TASK TO CARRY OUT :: Write the records below out again exactly as given, with no images.

--- start of ROWS ---

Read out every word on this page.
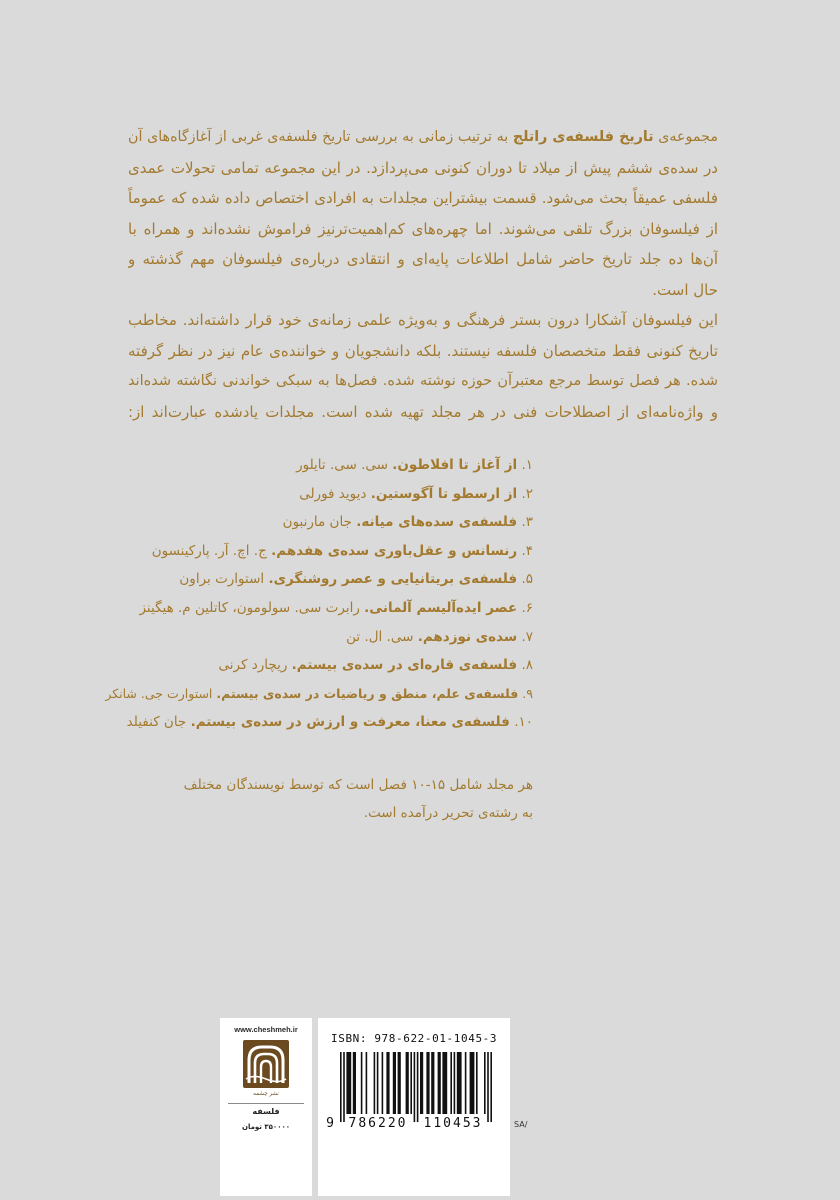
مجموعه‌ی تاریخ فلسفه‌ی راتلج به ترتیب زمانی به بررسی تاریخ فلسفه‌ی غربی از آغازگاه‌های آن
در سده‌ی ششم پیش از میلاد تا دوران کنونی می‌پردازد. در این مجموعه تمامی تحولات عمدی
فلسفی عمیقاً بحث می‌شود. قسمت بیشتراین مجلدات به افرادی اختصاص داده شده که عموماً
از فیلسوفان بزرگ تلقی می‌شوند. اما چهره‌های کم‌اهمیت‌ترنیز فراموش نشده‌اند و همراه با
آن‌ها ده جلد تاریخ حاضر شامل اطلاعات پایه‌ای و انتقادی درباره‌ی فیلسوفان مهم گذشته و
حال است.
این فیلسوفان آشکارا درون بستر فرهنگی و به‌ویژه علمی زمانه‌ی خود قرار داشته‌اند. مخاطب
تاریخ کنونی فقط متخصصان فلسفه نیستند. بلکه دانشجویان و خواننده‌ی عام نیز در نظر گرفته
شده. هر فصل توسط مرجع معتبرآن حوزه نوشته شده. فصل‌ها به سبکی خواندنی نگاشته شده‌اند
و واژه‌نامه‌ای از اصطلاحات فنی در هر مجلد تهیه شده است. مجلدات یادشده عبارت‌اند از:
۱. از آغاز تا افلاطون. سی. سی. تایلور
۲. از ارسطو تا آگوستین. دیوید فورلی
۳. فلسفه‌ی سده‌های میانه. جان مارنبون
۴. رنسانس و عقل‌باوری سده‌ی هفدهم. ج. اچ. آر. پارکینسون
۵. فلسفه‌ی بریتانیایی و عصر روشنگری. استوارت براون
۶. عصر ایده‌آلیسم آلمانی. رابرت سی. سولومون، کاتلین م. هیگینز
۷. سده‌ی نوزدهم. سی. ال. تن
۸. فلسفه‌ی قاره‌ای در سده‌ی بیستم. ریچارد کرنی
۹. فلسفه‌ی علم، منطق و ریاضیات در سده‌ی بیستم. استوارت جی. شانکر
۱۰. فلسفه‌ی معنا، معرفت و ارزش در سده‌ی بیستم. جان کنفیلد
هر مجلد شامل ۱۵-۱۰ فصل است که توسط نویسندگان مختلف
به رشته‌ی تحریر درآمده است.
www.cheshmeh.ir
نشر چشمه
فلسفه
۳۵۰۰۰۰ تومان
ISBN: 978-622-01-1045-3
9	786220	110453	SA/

--- end of ROWS ---

FINAL RESULT ::
Read out every word on this page.
مجموعه‌ی تاریخ فلسفه‌ی راتلج به ترتیب زمانی به بررسی تاریخ فلسفه‌ی غربی از آغازگاه‌های آن
در سده‌ی ششم پیش از میلاد تا دوران کنونی می‌پردازد. در این مجموعه تمامی تحولات عمدی
فلسفی عمیقاً بحث می‌شود. قسمت بیشتراین مجلدات به افرادی اختصاص داده شده که عموماً
از فیلسوفان بزرگ تلقی می‌شوند. اما چهره‌های کم‌اهمیت‌ترنیز فراموش نشده‌اند و همراه با
آن‌ها ده جلد تاریخ حاضر شامل اطلاعات پایه‌ای و انتقادی درباره‌ی فیلسوفان مهم گذشته و
حال است.
این فیلسوفان آشکارا درون بستر فرهنگی و به‌ویژه علمی زمانه‌ی خود قرار داشته‌اند. مخاطب
تاریخ کنونی فقط متخصصان فلسفه نیستند. بلکه دانشجویان و خواننده‌ی عام نیز در نظر گرفته
شده. هر فصل توسط مرجع معتبرآن حوزه نوشته شده. فصل‌ها به سبکی خواندنی نگاشته شده‌اند
و واژه‌نامه‌ای از اصطلاحات فنی در هر مجلد تهیه شده است. مجلدات یادشده عبارت‌اند از:
۱. از آغاز تا افلاطون. سی. سی. تایلور
۲. از ارسطو تا آگوستین. دیوید فورلی
۳. فلسفه‌ی سده‌های میانه. جان مارنبون
۴. رنسانس و عقل‌باوری سده‌ی هفدهم. ج. اچ. آر. پارکینسون
۵. فلسفه‌ی بریتانیایی و عصر روشنگری. استوارت براون
۶. عصر ایده‌آلیسم آلمانی. رابرت سی. سولومون، کاتلین م. هیگینز
۷. سده‌ی نوزدهم. سی. ال. تن
۸. فلسفه‌ی قاره‌ای در سده‌ی بیستم. ریچارد کرنی
۹. فلسفه‌ی علم، منطق و ریاضیات در سده‌ی بیستم. استوارت جی. شانکر
۱۰. فلسفه‌ی معنا، معرفت و ارزش در سده‌ی بیستم. جان کنفیلد
هر مجلد شامل ۱۵-۱۰ فصل است که توسط نویسندگان مختلف
به رشته‌ی تحریر درآمده است.
www.cheshmeh.ir
نشر چشمه
فلسفه
۳۵۰۰۰۰ تومان
ISBN: 978-622-01-1045-3
9	786220	110453	SA/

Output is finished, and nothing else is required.